_Goal_: State the number of lines in these records that include the word "date", and add nothing to it.

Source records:
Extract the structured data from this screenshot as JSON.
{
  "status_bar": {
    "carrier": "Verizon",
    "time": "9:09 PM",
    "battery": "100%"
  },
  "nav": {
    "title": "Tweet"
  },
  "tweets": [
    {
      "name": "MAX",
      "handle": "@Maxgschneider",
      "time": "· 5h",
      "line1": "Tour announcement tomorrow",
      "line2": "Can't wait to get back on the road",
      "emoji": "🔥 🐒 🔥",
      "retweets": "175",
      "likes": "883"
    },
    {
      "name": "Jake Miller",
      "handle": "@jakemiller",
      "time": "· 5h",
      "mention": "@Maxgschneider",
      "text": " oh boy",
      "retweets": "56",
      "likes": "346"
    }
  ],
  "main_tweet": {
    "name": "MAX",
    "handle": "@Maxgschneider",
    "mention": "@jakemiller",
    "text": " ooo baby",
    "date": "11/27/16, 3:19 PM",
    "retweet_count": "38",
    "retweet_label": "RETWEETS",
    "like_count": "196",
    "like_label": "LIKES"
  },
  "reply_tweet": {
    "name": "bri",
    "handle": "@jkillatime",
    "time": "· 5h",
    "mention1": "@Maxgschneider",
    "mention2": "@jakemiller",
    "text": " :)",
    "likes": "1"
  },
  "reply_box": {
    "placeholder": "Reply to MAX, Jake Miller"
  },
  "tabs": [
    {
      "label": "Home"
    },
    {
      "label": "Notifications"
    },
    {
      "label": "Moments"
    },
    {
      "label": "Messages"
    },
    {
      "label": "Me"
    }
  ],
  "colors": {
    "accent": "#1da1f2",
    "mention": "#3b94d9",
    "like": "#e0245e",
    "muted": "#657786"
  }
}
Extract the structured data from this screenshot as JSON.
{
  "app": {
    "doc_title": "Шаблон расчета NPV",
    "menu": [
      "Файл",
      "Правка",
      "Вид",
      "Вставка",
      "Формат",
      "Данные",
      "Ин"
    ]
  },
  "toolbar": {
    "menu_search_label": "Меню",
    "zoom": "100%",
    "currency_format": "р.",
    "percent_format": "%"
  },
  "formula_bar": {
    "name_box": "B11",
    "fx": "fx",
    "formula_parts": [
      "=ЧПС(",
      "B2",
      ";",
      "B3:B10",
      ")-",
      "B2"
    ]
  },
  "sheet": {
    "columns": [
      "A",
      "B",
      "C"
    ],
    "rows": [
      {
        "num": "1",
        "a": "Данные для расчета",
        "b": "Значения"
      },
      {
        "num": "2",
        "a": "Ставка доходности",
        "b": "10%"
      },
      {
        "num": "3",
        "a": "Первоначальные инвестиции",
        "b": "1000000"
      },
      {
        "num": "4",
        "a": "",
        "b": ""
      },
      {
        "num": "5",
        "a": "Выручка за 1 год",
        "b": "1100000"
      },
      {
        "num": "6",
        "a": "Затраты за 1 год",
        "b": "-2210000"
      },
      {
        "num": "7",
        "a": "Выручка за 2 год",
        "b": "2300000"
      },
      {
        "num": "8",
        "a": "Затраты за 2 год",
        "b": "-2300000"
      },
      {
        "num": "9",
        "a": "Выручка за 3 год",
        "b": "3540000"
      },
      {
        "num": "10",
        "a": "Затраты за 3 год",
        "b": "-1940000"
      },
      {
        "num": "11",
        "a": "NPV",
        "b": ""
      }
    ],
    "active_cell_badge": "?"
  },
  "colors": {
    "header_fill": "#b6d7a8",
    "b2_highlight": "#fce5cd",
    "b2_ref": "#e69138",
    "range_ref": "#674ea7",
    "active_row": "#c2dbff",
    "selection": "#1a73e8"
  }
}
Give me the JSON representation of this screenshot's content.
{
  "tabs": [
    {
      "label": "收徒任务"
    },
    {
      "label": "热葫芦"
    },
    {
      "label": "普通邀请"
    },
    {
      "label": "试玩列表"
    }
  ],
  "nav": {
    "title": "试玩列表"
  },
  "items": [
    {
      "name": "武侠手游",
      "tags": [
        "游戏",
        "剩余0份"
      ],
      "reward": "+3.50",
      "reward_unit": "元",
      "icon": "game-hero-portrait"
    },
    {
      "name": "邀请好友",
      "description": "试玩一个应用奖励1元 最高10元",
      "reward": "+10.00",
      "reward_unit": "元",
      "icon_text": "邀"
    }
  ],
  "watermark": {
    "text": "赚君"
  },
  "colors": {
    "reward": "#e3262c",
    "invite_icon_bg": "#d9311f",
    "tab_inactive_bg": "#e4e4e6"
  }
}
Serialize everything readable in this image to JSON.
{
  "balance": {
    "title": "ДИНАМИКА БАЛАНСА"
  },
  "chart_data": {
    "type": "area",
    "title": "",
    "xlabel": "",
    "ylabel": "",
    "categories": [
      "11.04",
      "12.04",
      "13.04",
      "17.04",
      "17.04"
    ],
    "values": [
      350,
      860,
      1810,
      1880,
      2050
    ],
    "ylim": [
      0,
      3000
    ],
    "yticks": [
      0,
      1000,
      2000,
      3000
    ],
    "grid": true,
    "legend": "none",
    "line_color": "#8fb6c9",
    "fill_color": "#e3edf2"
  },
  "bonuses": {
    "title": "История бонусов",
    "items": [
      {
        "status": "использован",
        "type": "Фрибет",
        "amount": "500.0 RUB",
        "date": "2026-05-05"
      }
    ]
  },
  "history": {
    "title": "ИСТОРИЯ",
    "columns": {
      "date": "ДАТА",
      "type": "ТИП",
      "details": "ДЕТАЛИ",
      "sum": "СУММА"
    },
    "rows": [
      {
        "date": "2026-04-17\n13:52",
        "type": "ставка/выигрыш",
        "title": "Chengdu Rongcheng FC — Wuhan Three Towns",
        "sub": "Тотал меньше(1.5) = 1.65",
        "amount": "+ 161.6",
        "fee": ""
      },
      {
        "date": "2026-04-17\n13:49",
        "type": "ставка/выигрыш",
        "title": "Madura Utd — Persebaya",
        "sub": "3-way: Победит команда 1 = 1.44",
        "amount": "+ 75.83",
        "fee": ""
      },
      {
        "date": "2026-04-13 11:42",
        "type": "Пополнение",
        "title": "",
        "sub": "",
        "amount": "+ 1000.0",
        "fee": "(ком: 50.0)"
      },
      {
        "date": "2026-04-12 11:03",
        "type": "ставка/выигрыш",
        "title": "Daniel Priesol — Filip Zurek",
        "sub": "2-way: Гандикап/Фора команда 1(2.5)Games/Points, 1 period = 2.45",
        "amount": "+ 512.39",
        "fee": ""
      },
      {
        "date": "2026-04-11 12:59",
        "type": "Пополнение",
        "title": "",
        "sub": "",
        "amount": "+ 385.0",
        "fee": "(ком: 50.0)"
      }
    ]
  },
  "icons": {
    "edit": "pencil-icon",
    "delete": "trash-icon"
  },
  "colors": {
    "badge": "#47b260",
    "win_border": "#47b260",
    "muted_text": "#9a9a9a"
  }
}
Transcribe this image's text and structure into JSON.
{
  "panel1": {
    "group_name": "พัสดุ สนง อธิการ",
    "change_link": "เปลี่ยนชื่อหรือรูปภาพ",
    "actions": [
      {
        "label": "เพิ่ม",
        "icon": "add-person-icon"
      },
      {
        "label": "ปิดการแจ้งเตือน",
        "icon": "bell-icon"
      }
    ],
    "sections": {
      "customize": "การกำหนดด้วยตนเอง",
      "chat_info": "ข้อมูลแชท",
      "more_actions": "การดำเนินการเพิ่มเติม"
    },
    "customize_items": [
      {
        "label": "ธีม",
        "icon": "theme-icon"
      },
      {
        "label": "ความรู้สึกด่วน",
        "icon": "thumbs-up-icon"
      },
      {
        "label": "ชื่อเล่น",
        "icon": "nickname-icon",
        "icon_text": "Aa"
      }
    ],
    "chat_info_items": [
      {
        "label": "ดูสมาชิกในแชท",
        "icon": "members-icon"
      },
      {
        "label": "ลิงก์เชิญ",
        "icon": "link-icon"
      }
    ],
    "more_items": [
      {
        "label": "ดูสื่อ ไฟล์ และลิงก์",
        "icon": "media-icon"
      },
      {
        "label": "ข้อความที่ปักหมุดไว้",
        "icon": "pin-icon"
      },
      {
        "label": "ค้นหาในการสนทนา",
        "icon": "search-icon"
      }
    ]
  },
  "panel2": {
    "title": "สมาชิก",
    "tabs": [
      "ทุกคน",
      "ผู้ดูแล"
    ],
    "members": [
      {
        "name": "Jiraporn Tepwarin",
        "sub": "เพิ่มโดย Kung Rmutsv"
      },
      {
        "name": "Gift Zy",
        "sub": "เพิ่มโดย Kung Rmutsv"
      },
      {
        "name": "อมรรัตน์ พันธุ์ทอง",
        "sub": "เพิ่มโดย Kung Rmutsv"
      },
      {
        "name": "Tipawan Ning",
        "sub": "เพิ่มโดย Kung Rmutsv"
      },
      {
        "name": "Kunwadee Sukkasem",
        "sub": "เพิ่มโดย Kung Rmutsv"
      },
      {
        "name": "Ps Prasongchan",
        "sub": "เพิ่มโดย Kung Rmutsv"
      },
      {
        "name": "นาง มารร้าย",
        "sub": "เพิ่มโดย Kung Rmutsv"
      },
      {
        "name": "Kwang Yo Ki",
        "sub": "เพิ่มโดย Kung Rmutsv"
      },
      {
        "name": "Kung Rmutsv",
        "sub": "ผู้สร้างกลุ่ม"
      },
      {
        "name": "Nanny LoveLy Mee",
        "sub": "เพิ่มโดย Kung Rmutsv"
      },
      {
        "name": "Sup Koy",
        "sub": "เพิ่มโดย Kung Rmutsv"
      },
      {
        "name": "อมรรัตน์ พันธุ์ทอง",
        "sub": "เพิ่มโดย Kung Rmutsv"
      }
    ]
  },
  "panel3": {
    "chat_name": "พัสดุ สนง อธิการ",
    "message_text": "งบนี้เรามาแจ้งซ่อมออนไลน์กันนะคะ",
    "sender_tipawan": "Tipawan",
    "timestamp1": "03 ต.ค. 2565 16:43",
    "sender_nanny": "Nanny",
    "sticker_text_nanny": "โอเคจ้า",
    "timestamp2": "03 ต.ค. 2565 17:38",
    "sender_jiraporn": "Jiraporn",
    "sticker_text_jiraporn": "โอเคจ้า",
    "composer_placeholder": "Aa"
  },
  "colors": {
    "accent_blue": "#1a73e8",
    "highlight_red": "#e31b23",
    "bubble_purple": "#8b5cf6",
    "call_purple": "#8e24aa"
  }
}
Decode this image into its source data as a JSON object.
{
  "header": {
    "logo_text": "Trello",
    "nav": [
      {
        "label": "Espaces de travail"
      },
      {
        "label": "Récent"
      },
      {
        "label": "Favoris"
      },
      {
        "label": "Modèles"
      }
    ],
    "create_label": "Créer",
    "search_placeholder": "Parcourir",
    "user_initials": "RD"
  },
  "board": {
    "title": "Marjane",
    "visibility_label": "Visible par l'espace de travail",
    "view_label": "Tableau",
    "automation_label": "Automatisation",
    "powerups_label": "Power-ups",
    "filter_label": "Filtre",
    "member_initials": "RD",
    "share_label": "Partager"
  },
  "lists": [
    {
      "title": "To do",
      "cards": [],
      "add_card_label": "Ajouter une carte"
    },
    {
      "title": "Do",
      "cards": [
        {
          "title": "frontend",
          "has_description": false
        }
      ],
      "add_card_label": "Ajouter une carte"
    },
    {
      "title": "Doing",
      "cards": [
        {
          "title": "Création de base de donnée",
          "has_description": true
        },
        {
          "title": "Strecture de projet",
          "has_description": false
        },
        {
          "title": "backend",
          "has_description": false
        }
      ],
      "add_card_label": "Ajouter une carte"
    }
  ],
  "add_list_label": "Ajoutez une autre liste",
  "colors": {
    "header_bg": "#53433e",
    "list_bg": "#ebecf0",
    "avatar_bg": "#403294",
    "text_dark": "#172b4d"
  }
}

_Worked answer_: 8